Re: [PATCH v4 1/2] add `config_set` API for caching config files

2014-07-02 Thread Tanay Abhra


On 7/2/2014 2:44 PM, Matthieu Moy wrote:
> Tanay Abhra  writes:
> 
>> Add a `config_set` construct that points to an ordered set of config files
>> specified by the user, each of which represents what was read and cached
>> in core as hashmaps. Add two external functions `git_configset_get_value`
>> and `git_configset_get_value_multi` for querying from the config sets,
>> which follow `last one wins` semantic(i.e. if there are multiple matches
> 
> Space before (
> 

Noted. Sorry about that.

>> for the queried key in the files of the configset the value returned will
>> the last value in the last matching file of the configset) Add type

> Does this remark also apply to git_configset_get_value_multi? My
> understanding was that "last one wins" applied only to
> git_configset_get_value.
> 

Maybe a reworded sentence may work,
`git_configset_get_value_multi` returns a list of values sorted in order of
increasing priority (i.e. last match will be at the end of the list.)

>> Add a default `config_set`, `the_config_set` to cache all key-value pairs
> 
> I don't like the name "the_config_set". It's not the only one. Perhaps
> repo_config_set? (not totally satisfactory as it does not contain only
> the repo, but the repo+user+system)
> 
> What do others think?
> 
>> read from usual config files(repo specific .git/config, user wide
>> ~/.gitconfig and the global /etc/gitconfig). `the_config_set` uses a
>> single hashmap populated using git_config(). The reason for doing so is
>> twofold, one is to honour include directives, another is to guarantee O(1)

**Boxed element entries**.
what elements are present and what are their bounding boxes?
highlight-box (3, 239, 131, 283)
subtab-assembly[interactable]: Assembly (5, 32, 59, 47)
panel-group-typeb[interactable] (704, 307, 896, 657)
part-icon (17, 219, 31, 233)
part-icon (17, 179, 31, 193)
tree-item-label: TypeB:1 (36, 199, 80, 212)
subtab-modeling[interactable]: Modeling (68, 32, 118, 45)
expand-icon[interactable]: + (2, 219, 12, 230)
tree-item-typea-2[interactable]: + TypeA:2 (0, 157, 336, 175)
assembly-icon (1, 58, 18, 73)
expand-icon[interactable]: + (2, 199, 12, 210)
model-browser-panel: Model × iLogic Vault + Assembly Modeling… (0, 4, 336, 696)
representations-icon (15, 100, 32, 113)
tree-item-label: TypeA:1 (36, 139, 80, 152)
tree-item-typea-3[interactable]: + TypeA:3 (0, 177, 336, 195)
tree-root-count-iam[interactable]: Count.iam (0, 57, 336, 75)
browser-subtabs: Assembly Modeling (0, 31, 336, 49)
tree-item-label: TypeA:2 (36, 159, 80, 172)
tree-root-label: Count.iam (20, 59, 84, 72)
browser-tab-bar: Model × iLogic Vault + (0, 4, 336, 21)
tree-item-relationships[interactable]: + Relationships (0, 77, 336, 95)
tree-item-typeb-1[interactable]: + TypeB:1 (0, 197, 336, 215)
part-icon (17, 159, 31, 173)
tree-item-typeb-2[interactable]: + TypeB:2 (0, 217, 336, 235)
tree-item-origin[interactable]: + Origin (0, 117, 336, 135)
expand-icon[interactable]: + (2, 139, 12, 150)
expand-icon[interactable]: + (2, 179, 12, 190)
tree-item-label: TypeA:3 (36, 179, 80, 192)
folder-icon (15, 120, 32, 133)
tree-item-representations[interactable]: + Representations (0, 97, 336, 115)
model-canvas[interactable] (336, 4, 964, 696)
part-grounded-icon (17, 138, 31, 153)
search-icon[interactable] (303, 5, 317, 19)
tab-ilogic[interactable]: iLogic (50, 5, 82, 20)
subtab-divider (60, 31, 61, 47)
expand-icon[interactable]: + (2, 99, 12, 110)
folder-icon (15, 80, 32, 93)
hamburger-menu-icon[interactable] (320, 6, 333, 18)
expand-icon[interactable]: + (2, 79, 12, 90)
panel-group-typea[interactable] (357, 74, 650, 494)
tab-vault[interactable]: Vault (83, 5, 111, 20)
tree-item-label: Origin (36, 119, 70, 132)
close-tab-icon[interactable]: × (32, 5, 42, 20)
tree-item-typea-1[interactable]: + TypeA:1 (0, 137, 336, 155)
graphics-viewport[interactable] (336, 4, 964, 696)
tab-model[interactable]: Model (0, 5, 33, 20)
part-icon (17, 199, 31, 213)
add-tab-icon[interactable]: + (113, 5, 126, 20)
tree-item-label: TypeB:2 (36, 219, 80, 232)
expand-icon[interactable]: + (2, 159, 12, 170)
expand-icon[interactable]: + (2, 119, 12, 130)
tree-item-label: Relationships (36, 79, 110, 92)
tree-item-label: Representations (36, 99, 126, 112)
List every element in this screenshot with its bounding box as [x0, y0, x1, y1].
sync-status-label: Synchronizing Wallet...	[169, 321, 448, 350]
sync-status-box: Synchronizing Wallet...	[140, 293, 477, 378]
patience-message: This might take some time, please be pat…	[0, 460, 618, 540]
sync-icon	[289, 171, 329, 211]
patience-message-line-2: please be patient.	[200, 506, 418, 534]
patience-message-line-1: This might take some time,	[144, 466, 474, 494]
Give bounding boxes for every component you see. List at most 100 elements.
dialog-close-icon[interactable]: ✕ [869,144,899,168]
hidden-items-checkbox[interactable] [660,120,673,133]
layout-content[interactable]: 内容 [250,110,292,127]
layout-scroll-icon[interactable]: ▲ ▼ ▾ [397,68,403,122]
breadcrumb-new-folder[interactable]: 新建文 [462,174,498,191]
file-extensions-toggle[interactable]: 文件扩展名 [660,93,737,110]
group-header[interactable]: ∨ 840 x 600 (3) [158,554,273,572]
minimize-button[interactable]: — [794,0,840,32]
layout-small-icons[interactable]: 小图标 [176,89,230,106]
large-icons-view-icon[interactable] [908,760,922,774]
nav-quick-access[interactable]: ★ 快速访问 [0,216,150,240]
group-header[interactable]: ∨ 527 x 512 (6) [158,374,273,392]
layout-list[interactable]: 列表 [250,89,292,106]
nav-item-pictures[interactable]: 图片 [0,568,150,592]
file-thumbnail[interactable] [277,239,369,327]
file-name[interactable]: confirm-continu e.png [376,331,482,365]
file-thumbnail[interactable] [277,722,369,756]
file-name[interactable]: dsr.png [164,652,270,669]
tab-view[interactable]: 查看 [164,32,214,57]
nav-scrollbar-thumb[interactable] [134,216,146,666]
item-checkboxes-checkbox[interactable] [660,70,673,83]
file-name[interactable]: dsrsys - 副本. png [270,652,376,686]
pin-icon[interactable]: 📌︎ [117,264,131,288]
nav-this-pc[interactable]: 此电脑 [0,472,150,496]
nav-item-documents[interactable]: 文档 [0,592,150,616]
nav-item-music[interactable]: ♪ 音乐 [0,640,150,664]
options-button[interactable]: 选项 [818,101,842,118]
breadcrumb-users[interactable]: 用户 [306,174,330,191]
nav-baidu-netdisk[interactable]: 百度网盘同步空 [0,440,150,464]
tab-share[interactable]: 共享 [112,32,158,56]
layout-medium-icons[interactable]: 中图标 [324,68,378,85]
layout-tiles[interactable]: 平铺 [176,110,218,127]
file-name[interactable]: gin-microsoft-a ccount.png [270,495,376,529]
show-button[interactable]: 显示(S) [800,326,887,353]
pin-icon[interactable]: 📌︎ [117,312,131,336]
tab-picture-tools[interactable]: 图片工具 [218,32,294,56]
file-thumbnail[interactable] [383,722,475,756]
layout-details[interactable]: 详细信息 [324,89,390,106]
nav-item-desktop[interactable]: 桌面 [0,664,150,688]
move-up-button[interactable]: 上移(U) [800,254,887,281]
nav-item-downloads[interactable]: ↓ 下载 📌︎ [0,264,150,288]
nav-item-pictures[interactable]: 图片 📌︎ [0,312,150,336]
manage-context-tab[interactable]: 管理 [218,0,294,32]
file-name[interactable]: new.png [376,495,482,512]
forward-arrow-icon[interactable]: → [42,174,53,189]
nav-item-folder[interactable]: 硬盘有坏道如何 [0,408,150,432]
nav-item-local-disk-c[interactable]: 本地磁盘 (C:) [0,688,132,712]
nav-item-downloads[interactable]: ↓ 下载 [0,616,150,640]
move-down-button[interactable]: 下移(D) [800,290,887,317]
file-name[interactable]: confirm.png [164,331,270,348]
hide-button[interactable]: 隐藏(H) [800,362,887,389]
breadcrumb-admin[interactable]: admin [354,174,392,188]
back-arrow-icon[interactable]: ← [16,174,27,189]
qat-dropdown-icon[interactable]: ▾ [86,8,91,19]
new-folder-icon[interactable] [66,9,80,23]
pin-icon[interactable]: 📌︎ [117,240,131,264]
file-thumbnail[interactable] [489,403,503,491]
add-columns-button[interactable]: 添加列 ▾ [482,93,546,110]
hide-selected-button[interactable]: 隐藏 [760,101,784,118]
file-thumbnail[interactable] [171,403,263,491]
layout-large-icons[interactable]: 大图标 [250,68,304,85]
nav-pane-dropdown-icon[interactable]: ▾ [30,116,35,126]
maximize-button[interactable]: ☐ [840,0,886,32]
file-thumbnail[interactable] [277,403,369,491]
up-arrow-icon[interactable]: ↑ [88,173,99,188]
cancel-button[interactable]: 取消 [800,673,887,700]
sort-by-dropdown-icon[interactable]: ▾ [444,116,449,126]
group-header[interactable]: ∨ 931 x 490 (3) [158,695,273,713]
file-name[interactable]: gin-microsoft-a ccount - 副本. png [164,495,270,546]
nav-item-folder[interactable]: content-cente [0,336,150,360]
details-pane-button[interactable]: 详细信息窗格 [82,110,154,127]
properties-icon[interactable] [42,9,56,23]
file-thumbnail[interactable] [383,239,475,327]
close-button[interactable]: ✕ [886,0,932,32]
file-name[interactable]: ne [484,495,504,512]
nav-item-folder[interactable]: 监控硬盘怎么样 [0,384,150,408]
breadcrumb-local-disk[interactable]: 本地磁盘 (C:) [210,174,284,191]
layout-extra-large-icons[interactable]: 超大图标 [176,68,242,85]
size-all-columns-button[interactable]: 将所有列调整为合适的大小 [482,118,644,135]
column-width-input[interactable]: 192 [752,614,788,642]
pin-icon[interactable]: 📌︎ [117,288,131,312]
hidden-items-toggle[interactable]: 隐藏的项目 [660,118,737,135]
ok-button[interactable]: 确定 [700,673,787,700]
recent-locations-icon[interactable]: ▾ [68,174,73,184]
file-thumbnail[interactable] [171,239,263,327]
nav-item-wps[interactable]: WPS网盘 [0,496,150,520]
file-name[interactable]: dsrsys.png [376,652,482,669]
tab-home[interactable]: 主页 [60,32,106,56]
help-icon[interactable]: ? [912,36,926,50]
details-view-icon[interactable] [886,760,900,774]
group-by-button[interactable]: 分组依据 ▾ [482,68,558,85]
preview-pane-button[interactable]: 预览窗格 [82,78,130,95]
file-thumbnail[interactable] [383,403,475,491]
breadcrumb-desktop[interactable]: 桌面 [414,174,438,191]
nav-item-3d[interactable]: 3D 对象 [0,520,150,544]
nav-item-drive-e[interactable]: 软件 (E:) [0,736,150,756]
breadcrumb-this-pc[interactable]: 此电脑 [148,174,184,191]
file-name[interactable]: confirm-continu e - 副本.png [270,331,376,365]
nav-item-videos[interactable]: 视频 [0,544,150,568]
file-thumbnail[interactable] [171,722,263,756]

**Task requirements**. Carry on the config_set patch thread from the point where it stops. The rows come from a separate source.

**Solved problem**.
>> lookups for usual config values, as values are queried for hundred of
>> times during a run of a git program.
> 
> What is the reason to deal with `the_config_set` and other config sets
> differently? You're giving arguments to store `the_config_set` as a
> single hashmap, but what is the reason to store others as multiple
> hashmaps?
> 
> And actually, I don't completely buy your arguments: having 3 or 4
> hashmaps (.git/config, ~/.gitconfig, ~/.config/git/config and
> /etc/gitconfig) would be a O(4) lookup, which is still O(1), and you
> could deal with include directives by having ".git/config and included
> files" in a hashmap, "~/.gitconfig and included files" in a second
> hashmap, ...
> 
> My guess is that the real argument is "git_config already does what I
> want and I'm too lazy to change it". And I do consider lazyness as a
> quality for a computer-scientist ;-).
> 
> I would personally find it much simpler to have a single hashmap. We'd
> lose the ability to invalidate the cache for only a single file, but I'm
> not sure it's worth the code complexity.
> 

Point noted. I can take the multiple hashmap route for `the_config_set`.
Still, since it will be the most used config set in the code and for each
query it would have to look through n hashmaps hampering performance. I
can change it if you want but like you, I don't think it is worth the code
complexity.

>> +Querying For Specific Variables
>> +---
>> +
>> +For programs wanting to query for specific variables in a non-callback
>> +manner, the config API provides two functions `git_config_get_value`
>> +and `git_config_get_value_multi`. They both read values from an internal
>> +`git_config_iter` gives a way to iterate over the keys in cache. Existing
>> +`git_config` callback function signature is used for iterating.
> 
> "Existing" refers to the old state. It's OK in a commit message, but
> won't make sense in the future, when your non-callback API and the old
> callback API will live side by side.
>

Noted.

>> +The config API also provides type specific API functions which do conversion
>> +as well as retrieval for the queried variable, including:
>> +
>> +`git_config_get_int`::
>> +Parse the retrieved value to an integer, including unit factors. Dies on
>> +error; otherwise, allocates and copies the integer into the dest parameter.
>> +Returns 0 on success, or 1 if no value was found.
> 
> It seems strange to me to return 1 here, and -1 in git_config_get_value
> to mean the same thing.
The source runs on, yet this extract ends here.